◆ Complete the following:
A - Name every team listed under senior career in the Sami Panico profile.
B - Rewrite the Sami Panico profile between "- Weight: 107" and "Calvisano / 64 / (30)", inclusive, changing "Weight" to "Body mass".

(Passage provided)

Sami Panico
- Date of birth: 4 June 1993 (age 31)
- Place of birth: Albano Laziale
- Height: 1.85 m (6 ft 1 in)
- Weight: 107 kg (16 st 12 lb; 236 lb)

Rugby union career
- Position(s): Prop/Hooker
- Current team: Zebre

Youth career
- Capitolina

Senior career
- Years: Team / Apps / (Points)
- 2011-2012: F.I.R. Academy /  / ()
- 2012-2013: Lazio / 12 / (5)
- 2013-2017: Calvisano / 64 / (30)
- 2017-2018: Zebre / 6 / (0)
- Correct as of 3 July 2016

International career
- Years: Team / Apps / (Points)
- 2011−2013: Italy Under 20 / 11 / (0)
- 2016-2017: Italy / 10 / (0)
- Correct as of 18 March 2017

= Sami Panico =

Sami Panico (born 4 June 1993) is an Italian rugby union player of Ethiopian descent who plays as a Prop, he currently plays for Calvisano. Panico made his debut for the Italian national team in June 2016 and was part of the squad for the 2017 Six Nations Championship.

In 2014 and 2016, Panico was a permit player for Zebre, but he didn't play in official matches.

(End Passage provided)
(Exercise data)

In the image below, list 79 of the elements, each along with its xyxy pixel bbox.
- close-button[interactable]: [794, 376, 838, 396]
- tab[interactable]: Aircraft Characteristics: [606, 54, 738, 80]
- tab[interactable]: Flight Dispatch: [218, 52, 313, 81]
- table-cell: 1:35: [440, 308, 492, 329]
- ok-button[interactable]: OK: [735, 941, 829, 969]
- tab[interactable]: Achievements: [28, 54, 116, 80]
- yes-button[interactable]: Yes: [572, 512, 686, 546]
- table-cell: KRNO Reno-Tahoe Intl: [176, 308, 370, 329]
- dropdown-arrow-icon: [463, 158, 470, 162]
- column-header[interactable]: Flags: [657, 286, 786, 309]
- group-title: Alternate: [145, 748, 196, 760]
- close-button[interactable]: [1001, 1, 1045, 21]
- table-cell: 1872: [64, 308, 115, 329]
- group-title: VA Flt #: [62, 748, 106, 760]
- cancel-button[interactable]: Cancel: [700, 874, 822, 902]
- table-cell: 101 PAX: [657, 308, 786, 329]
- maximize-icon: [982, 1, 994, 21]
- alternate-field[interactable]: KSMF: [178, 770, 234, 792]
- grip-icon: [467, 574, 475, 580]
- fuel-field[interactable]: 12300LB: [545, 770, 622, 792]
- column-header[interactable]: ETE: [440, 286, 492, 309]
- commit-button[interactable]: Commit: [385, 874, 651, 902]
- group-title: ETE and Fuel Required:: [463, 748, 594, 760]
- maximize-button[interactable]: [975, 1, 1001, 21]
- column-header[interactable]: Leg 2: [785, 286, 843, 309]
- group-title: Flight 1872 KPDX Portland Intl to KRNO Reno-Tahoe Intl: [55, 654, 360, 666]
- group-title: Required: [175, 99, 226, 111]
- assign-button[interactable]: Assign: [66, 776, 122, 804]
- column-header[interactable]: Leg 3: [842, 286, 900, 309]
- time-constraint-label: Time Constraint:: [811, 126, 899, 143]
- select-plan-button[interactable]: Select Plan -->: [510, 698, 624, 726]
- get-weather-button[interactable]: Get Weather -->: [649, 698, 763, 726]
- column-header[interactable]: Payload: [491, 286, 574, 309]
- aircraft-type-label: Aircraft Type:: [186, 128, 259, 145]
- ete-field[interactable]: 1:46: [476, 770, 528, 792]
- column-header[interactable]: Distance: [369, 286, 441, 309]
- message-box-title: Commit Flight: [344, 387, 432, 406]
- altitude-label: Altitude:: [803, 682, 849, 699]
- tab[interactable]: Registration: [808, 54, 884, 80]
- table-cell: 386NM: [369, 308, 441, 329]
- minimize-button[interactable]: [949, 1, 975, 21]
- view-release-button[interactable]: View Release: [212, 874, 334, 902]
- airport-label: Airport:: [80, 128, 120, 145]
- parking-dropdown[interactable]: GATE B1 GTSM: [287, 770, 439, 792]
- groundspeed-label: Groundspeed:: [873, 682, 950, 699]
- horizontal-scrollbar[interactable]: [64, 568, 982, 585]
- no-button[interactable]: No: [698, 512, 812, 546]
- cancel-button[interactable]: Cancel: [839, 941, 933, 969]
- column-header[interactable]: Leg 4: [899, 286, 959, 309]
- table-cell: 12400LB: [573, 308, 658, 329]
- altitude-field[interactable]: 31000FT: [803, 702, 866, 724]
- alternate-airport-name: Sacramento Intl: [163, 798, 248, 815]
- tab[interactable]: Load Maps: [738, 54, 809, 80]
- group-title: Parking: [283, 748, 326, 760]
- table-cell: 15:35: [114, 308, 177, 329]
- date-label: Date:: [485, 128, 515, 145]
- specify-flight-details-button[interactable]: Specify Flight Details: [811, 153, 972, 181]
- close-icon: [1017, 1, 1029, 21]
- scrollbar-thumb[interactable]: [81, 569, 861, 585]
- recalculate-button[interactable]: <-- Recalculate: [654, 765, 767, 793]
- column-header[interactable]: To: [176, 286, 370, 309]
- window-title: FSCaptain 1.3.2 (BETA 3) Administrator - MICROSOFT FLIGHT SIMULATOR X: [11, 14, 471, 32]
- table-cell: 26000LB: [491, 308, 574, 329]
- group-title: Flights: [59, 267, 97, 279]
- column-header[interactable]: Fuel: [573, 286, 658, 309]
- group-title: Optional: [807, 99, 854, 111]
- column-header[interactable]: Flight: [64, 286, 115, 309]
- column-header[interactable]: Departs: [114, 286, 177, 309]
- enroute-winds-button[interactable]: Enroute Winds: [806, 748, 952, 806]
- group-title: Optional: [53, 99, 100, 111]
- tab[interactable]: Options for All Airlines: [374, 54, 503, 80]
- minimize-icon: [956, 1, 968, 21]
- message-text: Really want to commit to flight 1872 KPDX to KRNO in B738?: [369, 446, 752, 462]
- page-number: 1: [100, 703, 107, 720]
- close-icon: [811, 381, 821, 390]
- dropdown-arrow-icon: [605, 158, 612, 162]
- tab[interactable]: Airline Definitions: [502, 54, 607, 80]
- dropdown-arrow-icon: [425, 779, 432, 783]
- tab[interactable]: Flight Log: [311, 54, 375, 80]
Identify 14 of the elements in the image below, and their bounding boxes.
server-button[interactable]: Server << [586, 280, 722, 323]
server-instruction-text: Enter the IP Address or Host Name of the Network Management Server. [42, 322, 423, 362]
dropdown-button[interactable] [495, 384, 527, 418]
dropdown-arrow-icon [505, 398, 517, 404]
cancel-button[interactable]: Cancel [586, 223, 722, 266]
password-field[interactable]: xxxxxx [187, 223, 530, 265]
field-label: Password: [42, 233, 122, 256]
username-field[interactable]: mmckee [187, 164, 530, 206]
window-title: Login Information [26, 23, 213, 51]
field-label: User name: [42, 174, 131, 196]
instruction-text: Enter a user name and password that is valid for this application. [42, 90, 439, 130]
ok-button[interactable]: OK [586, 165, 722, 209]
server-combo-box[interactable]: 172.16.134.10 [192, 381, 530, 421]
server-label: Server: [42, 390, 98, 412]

(End Exercise data)

◆ Written answers:
A - F.I.R. Academy, Lazio, Calvisano, Zebre

B -
- Body mass: 107 kg (16 st 12 lb; 236 lb)

Rugby union career
- Position(s): Prop/Hooker
- Current team: Zebre

Youth career
- Capitolina

Senior career
- Years: Team / Apps / (Points)
- 2011-2012: F.I.R. Academy /  / ()
- 2012-2013: Lazio / 12 / (5)
- 2013-2017: Calvisano / 64 / (30)